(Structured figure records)
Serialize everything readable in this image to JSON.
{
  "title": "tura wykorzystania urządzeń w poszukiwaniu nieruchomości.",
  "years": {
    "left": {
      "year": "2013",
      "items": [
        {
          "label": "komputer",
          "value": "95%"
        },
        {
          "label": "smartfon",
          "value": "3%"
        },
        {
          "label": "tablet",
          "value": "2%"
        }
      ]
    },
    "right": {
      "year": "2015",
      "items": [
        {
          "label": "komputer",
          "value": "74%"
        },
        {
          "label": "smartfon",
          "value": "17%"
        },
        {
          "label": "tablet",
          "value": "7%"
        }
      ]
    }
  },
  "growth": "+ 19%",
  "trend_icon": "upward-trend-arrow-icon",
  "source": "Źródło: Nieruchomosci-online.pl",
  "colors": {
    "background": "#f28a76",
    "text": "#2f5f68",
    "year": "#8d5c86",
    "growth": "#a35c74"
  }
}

> **Problem requirements**
Retype the records in full. Keep every line identical to the original.

> **Output of the exercise**
Serialize everything readable in this image to JSON.
{
  "title": "tura wykorzystania urządzeń w poszukiwaniu nieruchomości.",
  "years": {
    "left": {
      "year": "2013",
      "items": [
        {
          "label": "komputer",
          "value": "95%"
        },
        {
          "label": "smartfon",
          "value": "3%"
        },
        {
          "label": "tablet",
          "value": "2%"
        }
      ]
    },
    "right": {
      "year": "2015",
      "items": [
        {
          "label": "komputer",
          "value": "74%"
        },
        {
          "label": "smartfon",
          "value": "17%"
        },
        {
          "label": "tablet",
          "value": "7%"
        }
      ]
    }
  },
  "growth": "+ 19%",
  "trend_icon": "upward-trend-arrow-icon",
  "source": "Źródło: Nieruchomosci-online.pl",
  "colors": {
    "background": "#f28a76",
    "text": "#2f5f68",
    "year": "#8d5c86",
    "growth": "#a35c74"
  }
}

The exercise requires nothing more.